■ **所给文本**
================================
身份保持视频生成(IPVG)旨在合成高保真视频,遵循文本提示同时忠实保持参考身份。尽管最近取得进展,现有IPVG方法仍难以平衡高级语义控制和低级身份保真度。为弥合这一差距,我们提出ST-DRC,一种有效的空间-时间解耦参考条件框架,用于身份保持的文本到视频生成。在框架层面,ST-DRC通过使用视频VAE编码参考图像并将其与噪声视频潜在变量拼接,执行潜在上下文特征注入,无需额外适配器即可访问丰富的低级身份细节。为将身份感知参考检索与外观复制分离,我们引入TASS-RoPE,一种时间相邻-空间偏移的RoPE方案,将参考令牌在时间上靠近视频序列但在空间上偏移,允许参考信息通过时空注意力流动,同时抑制像素级复制粘贴捷径。为进一步防止捷径学习并增强扩散目标中被稀释的身份监督,我们结合外观不变参考增强与面部引导身份目标,鼓励模型在颜色、姿态和布局变化下保持身份。在推理时,我们引入三流参考无分类器引导策略,独立控制文本遵循度和参考保真度。实验表明,ST-DRC在基于LTX-2.3的轻量级设计下,实现了强身份保持、提示对齐、时间一致性和视频质量。我们的方法在面部身份保持视频生成赛道中排名靠前,验证了空间-时间解耦参考条件的有效性。

英文摘要

Identity-preserving video generation (IPVG) aims to synthesize high-fidelity videos that follow text prompts while faithfully preserving a reference identity. Despite recent progress, existing IPVG methods still struggle to balance high-level semantic control and low-level identity fidelity. To bridge this gap, we propose ST-DRC, an effective Spatial-Temporal Decoupled Reference Conditioning framework for identity-preserving text-to-video generation. At the framework level, ST-DRC performs latent in-context feature injection by encoding the reference image with the video VAE and concatenating it with noisy video latents, enabling rich low-level identity details to be accessed without additional adapters. To separate identity-aware reference retrieval from appearance copying, we introduce TASS-RoPE, a Temporal-Adjacent Spatial-Shifted RoPE scheme that places reference tokens near the video sequence in time but shifts them in space, allowing reference information to flow through spatio-temporal attention while suppressing pixel-level copy-paste shortcuts. To further prevent shortcut learning and strengthen the otherwise diluted identity supervision in the diffusion objective, we combine appearance-invariant reference augmentation with face-guided identity objectives, encouraging the model to preserve identity under variations in color, pose, and layout. At inference time, we introduce a three-stream reference classifier-free guidance strategy that independently controls text adherence and reference fidelity. Experiments demonstrate that ST-DRC achieves strong identity preservation, prompt alignment, temporal consistency, and video quality with a lightweight design built on LTX-2.3. Our method ranks among the top submissions in the facial identity-preserving video generation track, validating the effectiveness of spatial-temporal decoupled reference conditioning.
================================
■ **数据记录**
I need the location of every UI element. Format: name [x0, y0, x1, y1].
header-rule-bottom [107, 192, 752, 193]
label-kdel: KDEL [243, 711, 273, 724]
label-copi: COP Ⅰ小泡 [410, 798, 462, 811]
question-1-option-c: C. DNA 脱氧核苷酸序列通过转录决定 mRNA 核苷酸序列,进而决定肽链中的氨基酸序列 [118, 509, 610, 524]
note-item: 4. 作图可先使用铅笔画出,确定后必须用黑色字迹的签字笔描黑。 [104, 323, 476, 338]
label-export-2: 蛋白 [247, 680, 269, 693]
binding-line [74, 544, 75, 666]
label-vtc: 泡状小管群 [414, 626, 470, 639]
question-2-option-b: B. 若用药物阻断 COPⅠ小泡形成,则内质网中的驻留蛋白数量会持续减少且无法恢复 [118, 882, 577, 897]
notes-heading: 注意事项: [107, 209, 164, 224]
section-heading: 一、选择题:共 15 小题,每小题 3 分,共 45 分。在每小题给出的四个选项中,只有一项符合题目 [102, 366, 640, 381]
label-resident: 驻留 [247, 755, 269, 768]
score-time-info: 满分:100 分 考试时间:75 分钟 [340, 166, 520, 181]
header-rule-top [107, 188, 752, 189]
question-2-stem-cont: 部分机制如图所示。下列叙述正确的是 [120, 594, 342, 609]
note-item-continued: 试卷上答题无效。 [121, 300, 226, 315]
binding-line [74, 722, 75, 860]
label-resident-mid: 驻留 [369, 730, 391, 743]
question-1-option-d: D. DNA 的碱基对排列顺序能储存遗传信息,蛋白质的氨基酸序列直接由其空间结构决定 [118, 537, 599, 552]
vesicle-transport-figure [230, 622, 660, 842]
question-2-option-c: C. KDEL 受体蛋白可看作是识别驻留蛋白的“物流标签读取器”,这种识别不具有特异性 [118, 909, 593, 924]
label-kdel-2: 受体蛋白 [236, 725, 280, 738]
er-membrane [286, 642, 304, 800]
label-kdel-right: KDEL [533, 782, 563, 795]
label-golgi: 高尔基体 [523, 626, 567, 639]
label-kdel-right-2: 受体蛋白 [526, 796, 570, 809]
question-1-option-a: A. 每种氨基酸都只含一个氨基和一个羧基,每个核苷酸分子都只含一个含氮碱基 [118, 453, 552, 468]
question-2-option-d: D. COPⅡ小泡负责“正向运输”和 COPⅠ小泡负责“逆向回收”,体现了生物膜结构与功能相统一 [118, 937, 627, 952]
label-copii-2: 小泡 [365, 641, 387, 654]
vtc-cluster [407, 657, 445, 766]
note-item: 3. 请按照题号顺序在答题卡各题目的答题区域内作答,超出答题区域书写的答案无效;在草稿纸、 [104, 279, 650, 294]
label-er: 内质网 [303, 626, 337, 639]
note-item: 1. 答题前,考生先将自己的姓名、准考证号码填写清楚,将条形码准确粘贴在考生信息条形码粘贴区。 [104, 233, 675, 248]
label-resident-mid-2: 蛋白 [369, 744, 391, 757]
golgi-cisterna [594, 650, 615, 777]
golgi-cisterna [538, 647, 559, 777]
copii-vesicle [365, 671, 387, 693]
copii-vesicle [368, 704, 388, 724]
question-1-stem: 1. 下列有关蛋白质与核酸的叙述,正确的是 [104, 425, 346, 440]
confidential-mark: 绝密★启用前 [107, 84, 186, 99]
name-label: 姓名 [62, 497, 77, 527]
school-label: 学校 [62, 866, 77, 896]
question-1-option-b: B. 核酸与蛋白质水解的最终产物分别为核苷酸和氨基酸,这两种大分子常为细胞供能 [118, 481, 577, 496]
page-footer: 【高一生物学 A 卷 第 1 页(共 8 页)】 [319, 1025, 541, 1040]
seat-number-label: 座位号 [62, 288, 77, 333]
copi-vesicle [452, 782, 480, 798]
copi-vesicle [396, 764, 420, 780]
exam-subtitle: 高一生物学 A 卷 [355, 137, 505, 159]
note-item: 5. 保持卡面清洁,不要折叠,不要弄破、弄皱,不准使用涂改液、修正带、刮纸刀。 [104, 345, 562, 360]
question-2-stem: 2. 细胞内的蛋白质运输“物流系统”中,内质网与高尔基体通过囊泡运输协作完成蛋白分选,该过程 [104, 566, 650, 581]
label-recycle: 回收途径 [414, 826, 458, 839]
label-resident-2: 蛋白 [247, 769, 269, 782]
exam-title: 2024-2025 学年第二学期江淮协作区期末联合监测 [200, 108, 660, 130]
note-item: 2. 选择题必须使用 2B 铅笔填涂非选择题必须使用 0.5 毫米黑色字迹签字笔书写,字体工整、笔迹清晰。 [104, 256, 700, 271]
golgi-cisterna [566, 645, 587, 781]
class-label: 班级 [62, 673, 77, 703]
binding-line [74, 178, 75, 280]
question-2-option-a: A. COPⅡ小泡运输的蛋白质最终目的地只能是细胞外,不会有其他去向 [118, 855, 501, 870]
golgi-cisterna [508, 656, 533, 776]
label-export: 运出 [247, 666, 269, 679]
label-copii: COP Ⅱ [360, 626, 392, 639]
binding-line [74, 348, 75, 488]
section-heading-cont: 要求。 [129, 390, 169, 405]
================================
■ **任务要求**
能否把所给文本中以“身份保持视频生成(IPVG)旨在”开头的那一段改写成要点列表,并保留其主要事实? 作答时只依据所给文本。

■ **参考答案**
- 背景:IPVG旨在合成遵循文本提示、忠实保持参考身份的高保真视频。现有方法难以平衡高级语义控制与低级身份保真度。
- 方法:提出ST-DRC,一种用于身份保持文本到视频生成的空间-时间解耦参考条件框架。
- 潜在上下文特征注入:用视频VAE编码参考图像,再与噪声视频潜在变量拼接,无需额外适配器即可获取低级身份细节。
- TASS-RoPE:一种时间相邻、空间偏移的RoPE方案。参考令牌在时间上靠近视频序列,在空间上偏移,使参考信息经时空注意力流动,同时抑制像素级复制粘贴捷径。
- 训练:结合外观不变参考增强与面部引导身份目标,防止捷径学习,增强被稀释的身份监督,使模型在颜色、姿态和布局变化下保持身份。
- 推理:采用三流参考无分类器引导,独立控制文本遵循度和参考保真度。
- 结果:基于LTX-2.3的轻量级设计实现了强身份保持、提示对齐、时间一致性和视频质量,并在面部身份保持视频生成赛道中排名靠前。